"""

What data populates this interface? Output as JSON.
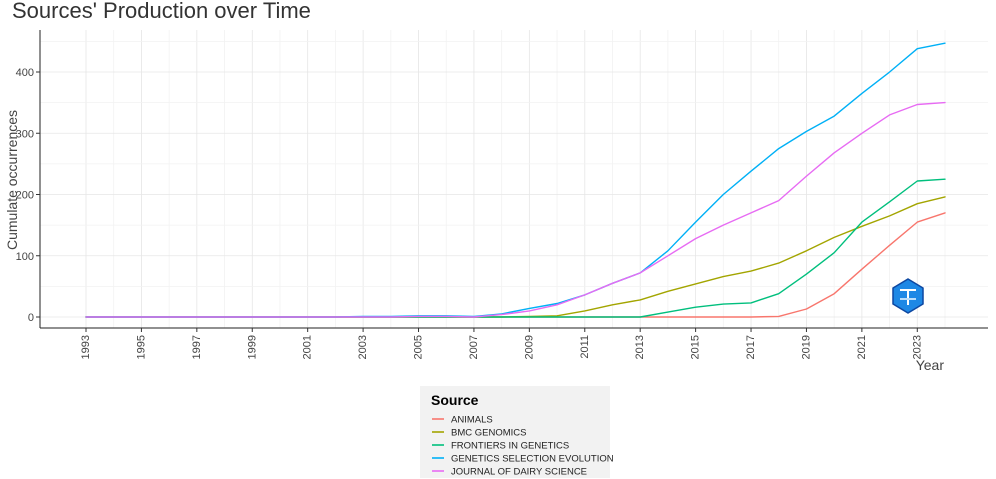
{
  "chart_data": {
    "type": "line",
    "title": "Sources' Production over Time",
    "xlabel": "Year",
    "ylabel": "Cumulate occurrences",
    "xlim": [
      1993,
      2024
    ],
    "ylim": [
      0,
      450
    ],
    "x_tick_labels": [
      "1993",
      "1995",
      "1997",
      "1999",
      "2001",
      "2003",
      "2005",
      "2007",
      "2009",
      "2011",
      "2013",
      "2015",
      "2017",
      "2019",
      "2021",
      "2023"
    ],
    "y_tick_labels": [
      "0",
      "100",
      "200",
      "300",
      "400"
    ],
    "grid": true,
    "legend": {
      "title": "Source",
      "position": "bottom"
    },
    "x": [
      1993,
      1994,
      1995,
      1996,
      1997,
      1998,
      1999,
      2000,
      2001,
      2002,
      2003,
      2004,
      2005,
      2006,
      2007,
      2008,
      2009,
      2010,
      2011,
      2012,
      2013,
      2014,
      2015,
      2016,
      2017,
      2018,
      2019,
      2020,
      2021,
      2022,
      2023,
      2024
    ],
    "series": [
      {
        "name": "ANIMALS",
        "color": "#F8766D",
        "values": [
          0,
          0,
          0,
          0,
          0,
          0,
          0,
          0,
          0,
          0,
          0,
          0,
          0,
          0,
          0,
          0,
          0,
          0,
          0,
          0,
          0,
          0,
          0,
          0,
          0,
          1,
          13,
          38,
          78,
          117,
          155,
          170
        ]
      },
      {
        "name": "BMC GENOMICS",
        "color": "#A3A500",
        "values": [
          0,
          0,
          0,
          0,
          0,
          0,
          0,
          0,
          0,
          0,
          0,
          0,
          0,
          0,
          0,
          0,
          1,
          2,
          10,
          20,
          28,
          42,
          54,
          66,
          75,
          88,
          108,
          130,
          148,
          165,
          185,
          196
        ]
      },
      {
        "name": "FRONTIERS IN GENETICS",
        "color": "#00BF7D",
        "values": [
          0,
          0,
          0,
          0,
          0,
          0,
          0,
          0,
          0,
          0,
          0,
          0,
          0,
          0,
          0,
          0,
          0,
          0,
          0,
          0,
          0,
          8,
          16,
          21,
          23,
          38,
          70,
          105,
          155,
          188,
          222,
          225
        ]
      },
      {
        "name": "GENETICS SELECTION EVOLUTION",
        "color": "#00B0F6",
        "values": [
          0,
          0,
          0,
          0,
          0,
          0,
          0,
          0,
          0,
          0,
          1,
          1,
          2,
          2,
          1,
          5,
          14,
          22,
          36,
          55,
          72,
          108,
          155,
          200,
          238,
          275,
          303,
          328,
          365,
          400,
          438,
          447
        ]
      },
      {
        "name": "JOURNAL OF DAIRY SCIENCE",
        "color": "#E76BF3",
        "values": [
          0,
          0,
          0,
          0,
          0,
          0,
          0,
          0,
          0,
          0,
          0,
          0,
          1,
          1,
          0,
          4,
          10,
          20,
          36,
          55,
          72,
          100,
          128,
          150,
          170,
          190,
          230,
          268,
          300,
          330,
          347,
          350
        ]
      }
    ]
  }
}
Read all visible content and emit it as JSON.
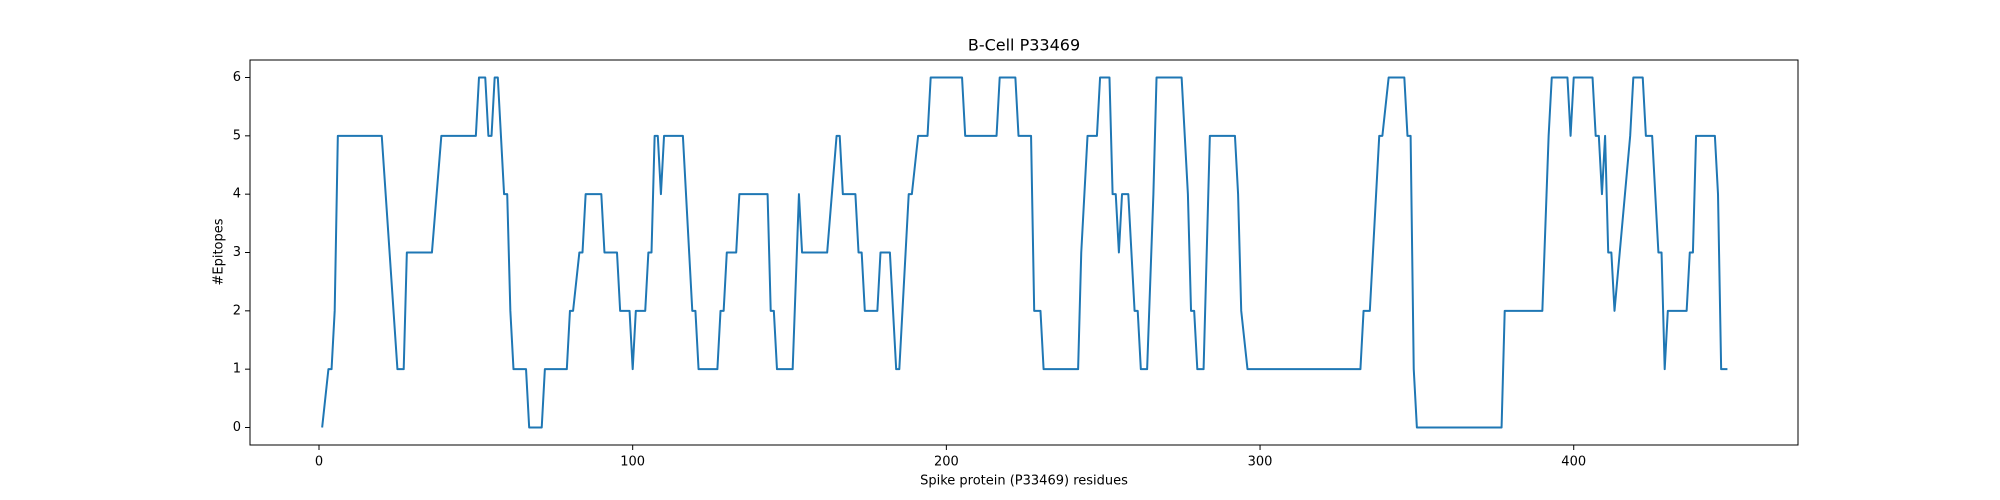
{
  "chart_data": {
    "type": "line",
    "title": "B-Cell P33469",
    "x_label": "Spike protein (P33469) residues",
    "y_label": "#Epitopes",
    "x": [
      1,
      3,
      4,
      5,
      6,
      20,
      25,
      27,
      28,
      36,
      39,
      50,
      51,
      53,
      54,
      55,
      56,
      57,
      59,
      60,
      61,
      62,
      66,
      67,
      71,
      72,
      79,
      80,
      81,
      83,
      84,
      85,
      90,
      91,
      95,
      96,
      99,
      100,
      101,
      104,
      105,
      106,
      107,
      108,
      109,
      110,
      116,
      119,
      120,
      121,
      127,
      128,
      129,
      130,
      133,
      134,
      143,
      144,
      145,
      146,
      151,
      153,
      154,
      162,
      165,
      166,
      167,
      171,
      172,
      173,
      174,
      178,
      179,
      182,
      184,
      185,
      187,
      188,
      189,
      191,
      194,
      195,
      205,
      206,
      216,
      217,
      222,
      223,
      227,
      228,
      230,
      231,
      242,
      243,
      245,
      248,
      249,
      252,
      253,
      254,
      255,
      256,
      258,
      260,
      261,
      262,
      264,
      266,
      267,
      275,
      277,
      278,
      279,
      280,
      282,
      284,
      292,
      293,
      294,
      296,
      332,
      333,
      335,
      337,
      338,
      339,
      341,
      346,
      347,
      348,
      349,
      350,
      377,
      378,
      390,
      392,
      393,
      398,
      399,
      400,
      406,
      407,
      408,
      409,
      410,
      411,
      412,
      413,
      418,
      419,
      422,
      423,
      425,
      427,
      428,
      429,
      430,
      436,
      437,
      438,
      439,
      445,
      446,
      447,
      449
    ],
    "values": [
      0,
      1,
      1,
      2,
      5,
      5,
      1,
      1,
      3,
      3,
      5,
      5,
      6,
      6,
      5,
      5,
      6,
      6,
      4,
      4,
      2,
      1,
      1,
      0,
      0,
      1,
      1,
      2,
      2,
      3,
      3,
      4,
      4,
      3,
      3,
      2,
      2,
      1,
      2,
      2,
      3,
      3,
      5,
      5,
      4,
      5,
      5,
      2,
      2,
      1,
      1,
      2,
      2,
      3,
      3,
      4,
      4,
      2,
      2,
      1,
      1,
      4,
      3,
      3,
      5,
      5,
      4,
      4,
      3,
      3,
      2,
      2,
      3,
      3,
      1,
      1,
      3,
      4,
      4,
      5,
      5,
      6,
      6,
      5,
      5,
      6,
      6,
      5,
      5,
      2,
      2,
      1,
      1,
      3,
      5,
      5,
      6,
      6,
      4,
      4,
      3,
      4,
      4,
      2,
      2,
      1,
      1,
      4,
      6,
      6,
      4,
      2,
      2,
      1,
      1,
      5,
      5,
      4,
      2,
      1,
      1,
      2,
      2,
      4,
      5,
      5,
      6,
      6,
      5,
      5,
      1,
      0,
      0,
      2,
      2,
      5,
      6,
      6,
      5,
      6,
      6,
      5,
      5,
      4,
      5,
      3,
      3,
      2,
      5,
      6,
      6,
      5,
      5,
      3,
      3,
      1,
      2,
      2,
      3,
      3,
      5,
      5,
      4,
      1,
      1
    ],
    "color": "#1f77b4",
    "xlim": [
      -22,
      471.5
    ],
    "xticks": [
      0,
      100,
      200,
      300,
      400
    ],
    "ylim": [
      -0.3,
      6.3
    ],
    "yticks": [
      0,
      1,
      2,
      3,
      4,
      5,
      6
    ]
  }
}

"""

- _What you have to do_
Print the listing exactly, minus any pictures.

- _Output of the task_
What data populates this interface? Output as JSON.
{
  "chart_data": {
    "type": "line",
    "title": "Sources' Production over Time",
    "xlabel": "Year",
    "ylabel": "Cumulate occurrences",
    "xlim": [
      1993,
      2024
    ],
    "ylim": [
      0,
      450
    ],
    "x_tick_labels": [
      "1993",
      "1995",
      "1997",
      "1999",
      "2001",
      "2003",
      "2005",
      "2007",
      "2009",
      "2011",
      "2013",
      "2015",
      "2017",
      "2019",
      "2021",
      "2023"
    ],
    "y_tick_labels": [
      "0",
      "100",
      "200",
      "300",
      "400"
    ],
    "grid": true,
    "legend": {
      "title": "Source",
      "position": "bottom"
    },
    "x": [
      1993,
      1994,
      1995,
      1996,
      1997,
      1998,
      1999,
      2000,
      2001,
      2002,
      2003,
      2004,
      2005,
      2006,
      2007,
      2008,
      2009,
      2010,
      2011,
      2012,
      2013,
      2014,
      2015,
      2016,
      2017,
      2018,
      2019,
      2020,
      2021,
      2022,
      2023,
      2024
    ],
    "series": [
      {
        "name": "ANIMALS",
        "color": "#F8766D",
        "values": [
          0,
          0,
          0,
          0,
          0,
          0,
          0,
          0,
          0,
          0,
          0,
          0,
          0,
          0,
          0,
          0,
          0,
          0,
          0,
          0,
          0,
          0,
          0,
          0,
          0,
          1,
          13,
          38,
          78,
          117,
          155,
          170
        ]
      },
      {
        "name": "BMC GENOMICS",
        "color": "#A3A500",
        "values": [
          0,
          0,
          0,
          0,
          0,
          0,
          0,
          0,
          0,
          0,
          0,
          0,
          0,
          0,
          0,
          0,
          1,
          2,
          10,
          20,
          28,
          42,
          54,
          66,
          75,
          88,
          108,
          130,
          148,
          165,
          185,
          196
        ]
      },
      {
        "name": "FRONTIERS IN GENETICS",
        "color": "#00BF7D",
        "values": [
          0,
          0,
          0,
          0,
          0,
          0,
          0,
          0,
          0,
          0,
          0,
          0,
          0,
          0,
          0,
          0,
          0,
          0,
          0,
          0,
          0,
          8,
          16,
          21,
          23,
          38,
          70,
          105,
          155,
          188,
          222,
          225
        ]
      },
      {
        "name": "GENETICS SELECTION EVOLUTION",
        "color": "#00B0F6",
        "values": [
          0,
          0,
          0,
          0,
          0,
          0,
          0,
          0,
          0,
          0,
          1,
          1,
          2,
          2,
          1,
          5,
          14,
          22,
          36,
          55,
          72,
          108,
          155,
          200,
          238,
          275,
          303,
          328,
          365,
          400,
          438,
          447
        ]
      },
      {
        "name": "JOURNAL OF DAIRY SCIENCE",
        "color": "#E76BF3",
        "values": [
          0,
          0,
          0,
          0,
          0,
          0,
          0,
          0,
          0,
          0,
          0,
          0,
          1,
          1,
          0,
          4,
          10,
          20,
          36,
          55,
          72,
          100,
          128,
          150,
          170,
          190,
          230,
          268,
          300,
          330,
          347,
          350
        ]
      }
    ]
  }
}
Read all visible content and emit it as JSON.
{
  "chart_data": {
    "type": "line",
    "title": "B-Cell P33469",
    "x_label": "Spike protein (P33469) residues",
    "y_label": "#Epitopes",
    "x": [
      1,
      3,
      4,
      5,
      6,
      20,
      25,
      27,
      28,
      36,
      39,
      50,
      51,
      53,
      54,
      55,
      56,
      57,
      59,
      60,
      61,
      62,
      66,
      67,
      71,
      72,
      79,
      80,
      81,
      83,
      84,
      85,
      90,
      91,
      95,
      96,
      99,
      100,
      101,
      104,
      105,
      106,
      107,
      108,
      109,
      110,
      116,
      119,
      120,
      121,
      127,
      128,
      129,
      130,
      133,
      134,
      143,
      144,
      145,
      146,
      151,
      153,
      154,
      162,
      165,
      166,
      167,
      171,
      172,
      173,
      174,
      178,
      179,
      182,
      184,
      185,
      187,
      188,
      189,
      191,
      194,
      195,
      205,
      206,
      216,
      217,
      222,
      223,
      227,
      228,
      230,
      231,
      242,
      243,
      245,
      248,
      249,
      252,
      253,
      254,
      255,
      256,
      258,
      260,
      261,
      262,
      264,
      266,
      267,
      275,
      277,
      278,
      279,
      280,
      282,
      284,
      292,
      293,
      294,
      296,
      332,
      333,
      335,
      337,
      338,
      339,
      341,
      346,
      347,
      348,
      349,
      350,
      377,
      378,
      390,
      392,
      393,
      398,
      399,
      400,
      406,
      407,
      408,
      409,
      410,
      411,
      412,
      413,
      418,
      419,
      422,
      423,
      425,
      427,
      428,
      429,
      430,
      436,
      437,
      438,
      439,
      445,
      446,
      447,
      449
    ],
    "values": [
      0,
      1,
      1,
      2,
      5,
      5,
      1,
      1,
      3,
      3,
      5,
      5,
      6,
      6,
      5,
      5,
      6,
      6,
      4,
      4,
      2,
      1,
      1,
      0,
      0,
      1,
      1,
      2,
      2,
      3,
      3,
      4,
      4,
      3,
      3,
      2,
      2,
      1,
      2,
      2,
      3,
      3,
      5,
      5,
      4,
      5,
      5,
      2,
      2,
      1,
      1,
      2,
      2,
      3,
      3,
      4,
      4,
      2,
      2,
      1,
      1,
      4,
      3,
      3,
      5,
      5,
      4,
      4,
      3,
      3,
      2,
      2,
      3,
      3,
      1,
      1,
      3,
      4,
      4,
      5,
      5,
      6,
      6,
      5,
      5,
      6,
      6,
      5,
      5,
      2,
      2,
      1,
      1,
      3,
      5,
      5,
      6,
      6,
      4,
      4,
      3,
      4,
      4,
      2,
      2,
      1,
      1,
      4,
      6,
      6,
      4,
      2,
      2,
      1,
      1,
      5,
      5,
      4,
      2,
      1,
      1,
      2,
      2,
      4,
      5,
      5,
      6,
      6,
      5,
      5,
      1,
      0,
      0,
      2,
      2,
      5,
      6,
      6,
      5,
      6,
      6,
      5,
      5,
      4,
      5,
      3,
      3,
      2,
      5,
      6,
      6,
      5,
      5,
      3,
      3,
      1,
      2,
      2,
      3,
      3,
      5,
      5,
      4,
      1,
      1
    ],
    "color": "#1f77b4",
    "xlim": [
      -22,
      471.5
    ],
    "xticks": [
      0,
      100,
      200,
      300,
      400
    ],
    "ylim": [
      -0.3,
      6.3
    ],
    "yticks": [
      0,
      1,
      2,
      3,
      4,
      5,
      6
    ]
  }
}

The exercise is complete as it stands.